Dataset items:
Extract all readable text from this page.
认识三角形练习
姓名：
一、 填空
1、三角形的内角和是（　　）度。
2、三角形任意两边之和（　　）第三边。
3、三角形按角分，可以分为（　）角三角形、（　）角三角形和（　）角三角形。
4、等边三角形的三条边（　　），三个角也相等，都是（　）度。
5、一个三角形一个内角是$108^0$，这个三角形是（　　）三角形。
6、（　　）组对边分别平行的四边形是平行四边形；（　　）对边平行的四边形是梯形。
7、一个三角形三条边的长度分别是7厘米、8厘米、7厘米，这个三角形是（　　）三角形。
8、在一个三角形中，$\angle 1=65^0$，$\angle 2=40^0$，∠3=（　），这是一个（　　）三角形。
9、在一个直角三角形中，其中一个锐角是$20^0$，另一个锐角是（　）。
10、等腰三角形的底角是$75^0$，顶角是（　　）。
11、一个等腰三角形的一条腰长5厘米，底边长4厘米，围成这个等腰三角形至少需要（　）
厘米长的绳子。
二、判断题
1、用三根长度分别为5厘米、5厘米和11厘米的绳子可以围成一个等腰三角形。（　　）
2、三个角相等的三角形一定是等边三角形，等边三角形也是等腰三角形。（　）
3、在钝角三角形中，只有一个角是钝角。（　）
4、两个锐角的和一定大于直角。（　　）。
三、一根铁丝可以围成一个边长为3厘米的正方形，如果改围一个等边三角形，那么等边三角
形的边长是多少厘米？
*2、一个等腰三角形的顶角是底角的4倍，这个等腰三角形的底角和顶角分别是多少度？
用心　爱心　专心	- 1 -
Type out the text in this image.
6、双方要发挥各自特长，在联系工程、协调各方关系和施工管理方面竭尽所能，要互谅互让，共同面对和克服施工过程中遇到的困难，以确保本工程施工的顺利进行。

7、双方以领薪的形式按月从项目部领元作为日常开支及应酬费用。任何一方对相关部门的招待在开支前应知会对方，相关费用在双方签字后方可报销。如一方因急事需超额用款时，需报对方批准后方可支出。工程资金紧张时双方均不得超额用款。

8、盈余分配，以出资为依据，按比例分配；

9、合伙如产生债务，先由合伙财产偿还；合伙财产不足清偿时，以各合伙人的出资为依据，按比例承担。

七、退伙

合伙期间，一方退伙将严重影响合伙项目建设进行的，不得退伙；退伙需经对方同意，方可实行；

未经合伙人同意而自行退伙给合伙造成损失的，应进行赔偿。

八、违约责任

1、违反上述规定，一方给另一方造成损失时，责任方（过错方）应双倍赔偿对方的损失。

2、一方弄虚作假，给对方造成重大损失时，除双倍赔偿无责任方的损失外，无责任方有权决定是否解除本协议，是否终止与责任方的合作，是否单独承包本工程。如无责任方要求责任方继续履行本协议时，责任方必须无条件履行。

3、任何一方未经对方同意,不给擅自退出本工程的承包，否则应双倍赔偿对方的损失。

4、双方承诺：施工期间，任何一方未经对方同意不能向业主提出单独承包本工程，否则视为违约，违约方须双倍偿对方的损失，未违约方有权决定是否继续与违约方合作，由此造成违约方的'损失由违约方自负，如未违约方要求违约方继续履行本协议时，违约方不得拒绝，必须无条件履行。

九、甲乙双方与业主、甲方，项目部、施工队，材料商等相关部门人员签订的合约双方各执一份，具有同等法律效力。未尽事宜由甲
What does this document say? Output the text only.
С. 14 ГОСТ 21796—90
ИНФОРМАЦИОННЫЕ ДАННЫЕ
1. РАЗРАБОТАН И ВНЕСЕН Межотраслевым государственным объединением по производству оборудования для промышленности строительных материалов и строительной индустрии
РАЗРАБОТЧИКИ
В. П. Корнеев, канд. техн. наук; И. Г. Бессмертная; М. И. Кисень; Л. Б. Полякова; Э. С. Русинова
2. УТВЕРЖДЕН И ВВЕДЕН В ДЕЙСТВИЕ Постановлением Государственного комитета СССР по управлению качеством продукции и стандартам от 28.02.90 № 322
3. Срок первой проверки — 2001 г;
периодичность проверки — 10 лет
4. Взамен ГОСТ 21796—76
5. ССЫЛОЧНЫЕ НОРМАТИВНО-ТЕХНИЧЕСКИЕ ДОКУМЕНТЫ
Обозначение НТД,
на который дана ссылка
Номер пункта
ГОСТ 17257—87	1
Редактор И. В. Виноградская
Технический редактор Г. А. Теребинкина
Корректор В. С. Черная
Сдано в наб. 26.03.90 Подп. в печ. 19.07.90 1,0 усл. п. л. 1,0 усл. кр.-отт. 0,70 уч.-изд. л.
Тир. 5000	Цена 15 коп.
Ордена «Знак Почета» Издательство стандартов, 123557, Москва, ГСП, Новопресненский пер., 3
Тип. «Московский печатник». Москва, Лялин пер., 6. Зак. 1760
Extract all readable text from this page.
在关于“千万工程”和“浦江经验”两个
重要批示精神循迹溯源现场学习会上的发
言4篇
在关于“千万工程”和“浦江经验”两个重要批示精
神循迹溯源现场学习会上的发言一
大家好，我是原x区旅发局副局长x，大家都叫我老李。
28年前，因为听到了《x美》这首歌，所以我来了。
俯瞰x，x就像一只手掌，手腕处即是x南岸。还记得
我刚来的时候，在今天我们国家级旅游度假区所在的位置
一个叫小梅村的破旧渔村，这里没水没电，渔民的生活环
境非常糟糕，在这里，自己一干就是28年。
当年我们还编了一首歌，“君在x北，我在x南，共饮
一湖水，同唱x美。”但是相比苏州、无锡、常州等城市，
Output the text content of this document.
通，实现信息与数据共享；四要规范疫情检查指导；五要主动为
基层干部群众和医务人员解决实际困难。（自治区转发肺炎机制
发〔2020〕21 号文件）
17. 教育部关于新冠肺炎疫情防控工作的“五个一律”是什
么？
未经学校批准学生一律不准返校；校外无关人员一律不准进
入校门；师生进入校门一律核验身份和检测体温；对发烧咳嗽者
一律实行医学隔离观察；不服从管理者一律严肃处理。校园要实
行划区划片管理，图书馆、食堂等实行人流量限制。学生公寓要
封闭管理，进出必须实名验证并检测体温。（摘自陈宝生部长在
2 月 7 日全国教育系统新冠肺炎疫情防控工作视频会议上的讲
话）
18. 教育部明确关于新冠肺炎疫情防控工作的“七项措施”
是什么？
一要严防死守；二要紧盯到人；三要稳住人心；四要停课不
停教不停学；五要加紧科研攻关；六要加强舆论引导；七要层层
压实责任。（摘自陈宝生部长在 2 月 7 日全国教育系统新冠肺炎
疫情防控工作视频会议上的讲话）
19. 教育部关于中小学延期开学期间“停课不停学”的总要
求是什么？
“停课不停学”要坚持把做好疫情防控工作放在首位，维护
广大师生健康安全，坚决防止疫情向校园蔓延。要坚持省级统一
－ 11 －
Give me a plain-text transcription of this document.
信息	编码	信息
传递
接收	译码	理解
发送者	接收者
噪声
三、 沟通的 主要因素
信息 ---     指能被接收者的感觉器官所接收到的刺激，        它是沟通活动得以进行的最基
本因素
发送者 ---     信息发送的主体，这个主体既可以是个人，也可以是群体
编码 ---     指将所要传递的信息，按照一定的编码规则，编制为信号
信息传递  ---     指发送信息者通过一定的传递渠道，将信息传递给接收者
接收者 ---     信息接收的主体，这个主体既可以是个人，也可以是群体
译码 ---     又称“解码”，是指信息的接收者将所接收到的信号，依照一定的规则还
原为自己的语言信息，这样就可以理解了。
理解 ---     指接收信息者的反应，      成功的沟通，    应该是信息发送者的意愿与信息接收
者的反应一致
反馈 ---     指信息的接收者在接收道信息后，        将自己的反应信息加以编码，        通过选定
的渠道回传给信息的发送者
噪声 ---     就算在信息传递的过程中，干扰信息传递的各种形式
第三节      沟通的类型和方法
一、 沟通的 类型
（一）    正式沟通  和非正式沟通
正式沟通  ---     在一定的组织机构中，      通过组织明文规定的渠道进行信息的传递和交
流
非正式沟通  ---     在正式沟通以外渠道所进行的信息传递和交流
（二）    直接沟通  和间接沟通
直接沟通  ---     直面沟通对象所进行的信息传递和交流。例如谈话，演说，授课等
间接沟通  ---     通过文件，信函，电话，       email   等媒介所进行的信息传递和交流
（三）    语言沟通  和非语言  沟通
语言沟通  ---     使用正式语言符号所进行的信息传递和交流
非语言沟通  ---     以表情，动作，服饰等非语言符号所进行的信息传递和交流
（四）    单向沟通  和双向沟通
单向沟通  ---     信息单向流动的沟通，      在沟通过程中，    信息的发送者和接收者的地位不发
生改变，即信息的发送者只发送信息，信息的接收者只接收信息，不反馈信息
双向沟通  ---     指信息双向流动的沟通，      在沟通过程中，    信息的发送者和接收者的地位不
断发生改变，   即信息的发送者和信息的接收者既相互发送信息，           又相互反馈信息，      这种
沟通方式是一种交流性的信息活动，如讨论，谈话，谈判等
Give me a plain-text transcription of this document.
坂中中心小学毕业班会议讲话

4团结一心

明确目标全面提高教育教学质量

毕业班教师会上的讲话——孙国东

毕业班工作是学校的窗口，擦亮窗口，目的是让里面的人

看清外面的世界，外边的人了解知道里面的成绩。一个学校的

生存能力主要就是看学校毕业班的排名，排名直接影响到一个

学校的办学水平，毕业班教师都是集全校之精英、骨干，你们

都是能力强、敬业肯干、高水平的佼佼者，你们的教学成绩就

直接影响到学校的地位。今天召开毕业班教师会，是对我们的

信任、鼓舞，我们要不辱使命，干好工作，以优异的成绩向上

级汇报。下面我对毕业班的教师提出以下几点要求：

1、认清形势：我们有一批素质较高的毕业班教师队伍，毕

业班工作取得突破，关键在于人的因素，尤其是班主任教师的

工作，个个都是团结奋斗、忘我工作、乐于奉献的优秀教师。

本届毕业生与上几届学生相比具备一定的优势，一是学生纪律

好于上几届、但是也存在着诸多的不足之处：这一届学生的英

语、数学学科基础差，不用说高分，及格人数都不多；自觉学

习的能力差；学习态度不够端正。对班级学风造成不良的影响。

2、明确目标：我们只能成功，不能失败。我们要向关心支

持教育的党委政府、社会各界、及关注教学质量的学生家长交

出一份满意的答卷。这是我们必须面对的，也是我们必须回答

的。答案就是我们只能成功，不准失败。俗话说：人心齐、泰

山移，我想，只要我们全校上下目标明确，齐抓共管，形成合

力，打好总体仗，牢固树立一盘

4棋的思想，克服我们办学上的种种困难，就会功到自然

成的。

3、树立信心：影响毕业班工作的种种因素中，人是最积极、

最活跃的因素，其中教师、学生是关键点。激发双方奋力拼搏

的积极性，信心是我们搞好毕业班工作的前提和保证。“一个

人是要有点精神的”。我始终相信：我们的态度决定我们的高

**What to do:** Pick out each line containing "摘自陈宝生部长在" and report it.

**Complete response:**
封闭管理，进出必须实名验证并检测体温。（摘自陈宝生部长在
压实责任。（摘自陈宝生部长在 2 月 7 日全国教育系统新冠肺炎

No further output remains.